Leaving out all images, write out the records that follow exactly.

++++++++

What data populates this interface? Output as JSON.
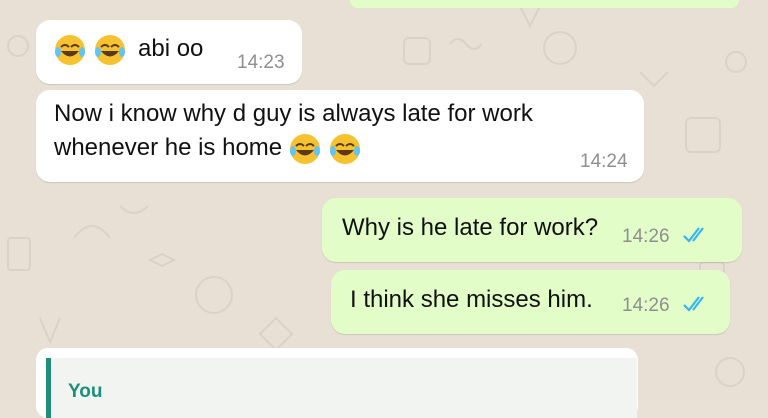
{
  "chat": {
    "messages": [
      {
        "direction": "incoming",
        "text": "abi oo",
        "time": "14:23",
        "emoji": "tears-of-joy-emoji"
      },
      {
        "direction": "incoming",
        "text": "Now i know why d guy is always late for work\nwhenever he is home",
        "time": "14:24",
        "emoji": "tears-of-joy-emoji"
      },
      {
        "direction": "outgoing",
        "text": "Why is he late for work?",
        "time": "14:26",
        "status": "read-double-tick"
      },
      {
        "direction": "outgoing",
        "text": "I think she misses him.",
        "time": "14:26",
        "status": "read-double-tick"
      }
    ],
    "reply_preview": {
      "author": "You"
    }
  },
  "colors": {
    "wallpaper": "#e8e0d5",
    "incoming_bubble": "#ffffff",
    "outgoing_bubble": "#e3fdc9",
    "read_tick": "#34b7f1",
    "reply_accent": "#1f8f7b"
  }
}
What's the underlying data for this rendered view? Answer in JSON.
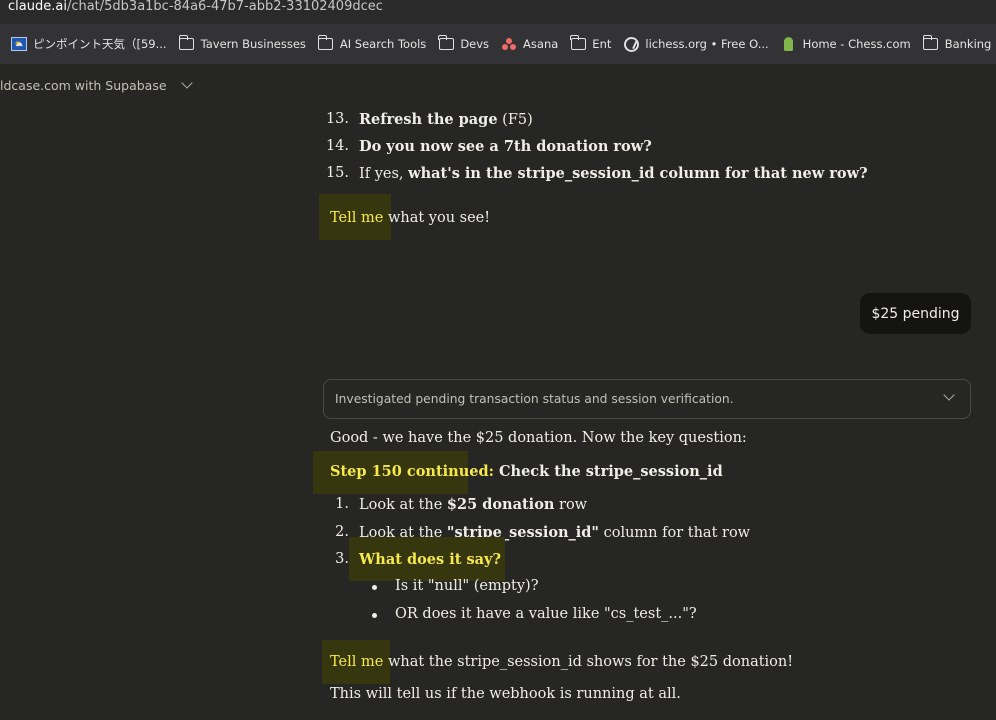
{
  "browser": {
    "url_host": "claude.ai",
    "url_path": "/chat/5db3a1bc-84a6-47b7-abb2-33102409dcec",
    "bookmarks": [
      {
        "label": "ピンポイント天気（[59...",
        "icon": "weather-favicon"
      },
      {
        "label": "Tavern Businesses",
        "icon": "folder-icon"
      },
      {
        "label": "AI Search Tools",
        "icon": "folder-icon"
      },
      {
        "label": "Devs",
        "icon": "folder-icon"
      },
      {
        "label": "Asana",
        "icon": "asana-icon"
      },
      {
        "label": "Ent",
        "icon": "folder-icon"
      },
      {
        "label": "lichess.org • Free O...",
        "icon": "lichess-icon"
      },
      {
        "label": "Home - Chess.com",
        "icon": "chess-pawn-icon"
      },
      {
        "label": "Banking",
        "icon": "folder-icon"
      }
    ]
  },
  "conversation": {
    "title": "ldcase.com with Supabase"
  },
  "messages": {
    "prev": {
      "items": [
        {
          "num": "13.",
          "text": "Refresh the page",
          "suffix": " (F5)"
        },
        {
          "num": "14.",
          "text": "Do you now see a 7th donation row?"
        },
        {
          "num": "15.",
          "pre": "If yes, ",
          "text": "what's in the stripe_session_id column for that new row?"
        }
      ],
      "tell_hl": "Tell me",
      "tell_rest": " what you see!"
    },
    "user": "$25 pending",
    "assistant": {
      "thinking_summary": "Investigated pending transaction status and session verification.",
      "intro": "Good - we have the $25 donation. Now the key question:",
      "step_label": "Step 150 continued:",
      "step_rest": " Check the stripe_session_id",
      "items": [
        {
          "num": "1.",
          "pre": "Look at the ",
          "bold": "$25 donation",
          "post": " row"
        },
        {
          "num": "2.",
          "pre": "Look at the ",
          "bold": "\"stripe_session_id\"",
          "post": " column for that row"
        },
        {
          "num": "3.",
          "bold": "What does it say?"
        }
      ],
      "subitems": [
        "Is it \"null\" (empty)?",
        "OR does it have a value like \"cs_test_...\"?"
      ],
      "tell_hl": "Tell me",
      "tell_rest": " what the stripe_session_id shows for the $25 donation!",
      "closing": "This will tell us if the webhook is running at all."
    }
  },
  "colors": {
    "background": "#262624",
    "highlight_text": "#f7e94a",
    "user_bubble": "#141413"
  }
}
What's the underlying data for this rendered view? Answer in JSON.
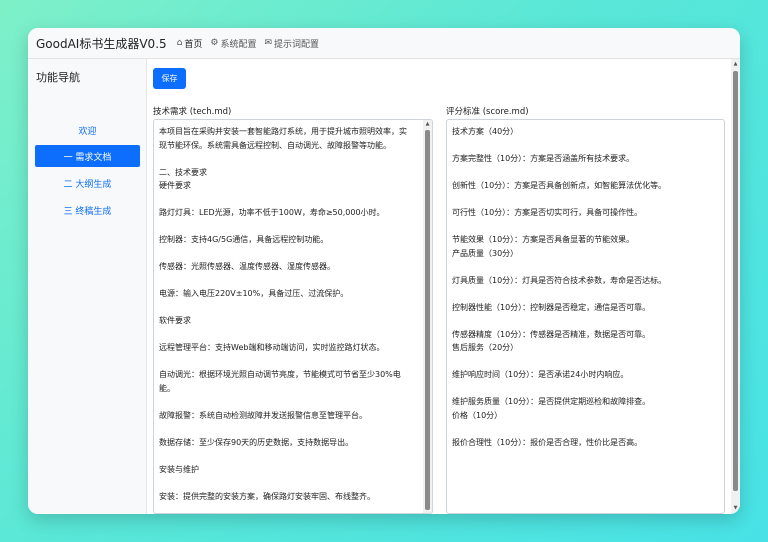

++++++++

■ Written answer
What data populates this interface? Output as JSON.
{
  "chat": {
    "messages": [
      {
        "direction": "incoming",
        "text": "abi oo",
        "time": "14:23",
        "emoji": "tears-of-joy-emoji"
      },
      {
        "direction": "incoming",
        "text": "Now i know why d guy is always late for work\nwhenever he is home",
        "time": "14:24",
        "emoji": "tears-of-joy-emoji"
      },
      {
        "direction": "outgoing",
        "text": "Why is he late for work?",
        "time": "14:26",
        "status": "read-double-tick"
      },
      {
        "direction": "outgoing",
        "text": "I think she misses him.",
        "time": "14:26",
        "status": "read-double-tick"
      }
    ],
    "reply_preview": {
      "author": "You"
    }
  },
  "colors": {
    "wallpaper": "#e8e0d5",
    "incoming_bubble": "#ffffff",
    "outgoing_bubble": "#e3fdc9",
    "read_tick": "#34b7f1",
    "reply_accent": "#1f8f7b"
  }
}
What's the underlying data for this rendered view? Answer in JSON.
{
  "browser": {
    "url_host": "claude.ai",
    "url_path": "/chat/5db3a1bc-84a6-47b7-abb2-33102409dcec",
    "bookmarks": [
      {
        "label": "ピンポイント天気（[59...",
        "icon": "weather-favicon"
      },
      {
        "label": "Tavern Businesses",
        "icon": "folder-icon"
      },
      {
        "label": "AI Search Tools",
        "icon": "folder-icon"
      },
      {
        "label": "Devs",
        "icon": "folder-icon"
      },
      {
        "label": "Asana",
        "icon": "asana-icon"
      },
      {
        "label": "Ent",
        "icon": "folder-icon"
      },
      {
        "label": "lichess.org • Free O...",
        "icon": "lichess-icon"
      },
      {
        "label": "Home - Chess.com",
        "icon": "chess-pawn-icon"
      },
      {
        "label": "Banking",
        "icon": "folder-icon"
      }
    ]
  },
  "conversation": {
    "title": "ldcase.com with Supabase"
  },
  "messages": {
    "prev": {
      "items": [
        {
          "num": "13.",
          "text": "Refresh the page",
          "suffix": " (F5)"
        },
        {
          "num": "14.",
          "text": "Do you now see a 7th donation row?"
        },
        {
          "num": "15.",
          "pre": "If yes, ",
          "text": "what's in the stripe_session_id column for that new row?"
        }
      ],
      "tell_hl": "Tell me",
      "tell_rest": " what you see!"
    },
    "user": "$25 pending",
    "assistant": {
      "thinking_summary": "Investigated pending transaction status and session verification.",
      "intro": "Good - we have the $25 donation. Now the key question:",
      "step_label": "Step 150 continued:",
      "step_rest": " Check the stripe_session_id",
      "items": [
        {
          "num": "1.",
          "pre": "Look at the ",
          "bold": "$25 donation",
          "post": " row"
        },
        {
          "num": "2.",
          "pre": "Look at the ",
          "bold": "\"stripe_session_id\"",
          "post": " column for that row"
        },
        {
          "num": "3.",
          "bold": "What does it say?"
        }
      ],
      "subitems": [
        "Is it \"null\" (empty)?",
        "OR does it have a value like \"cs_test_...\"?"
      ],
      "tell_hl": "Tell me",
      "tell_rest": " what the stripe_session_id shows for the $25 donation!",
      "closing": "This will tell us if the webhook is running at all."
    }
  },
  "colors": {
    "background": "#262624",
    "highlight_text": "#f7e94a",
    "user_bubble": "#141413"
  }
}
What's the underlying data for this rendered view? Answer in JSON.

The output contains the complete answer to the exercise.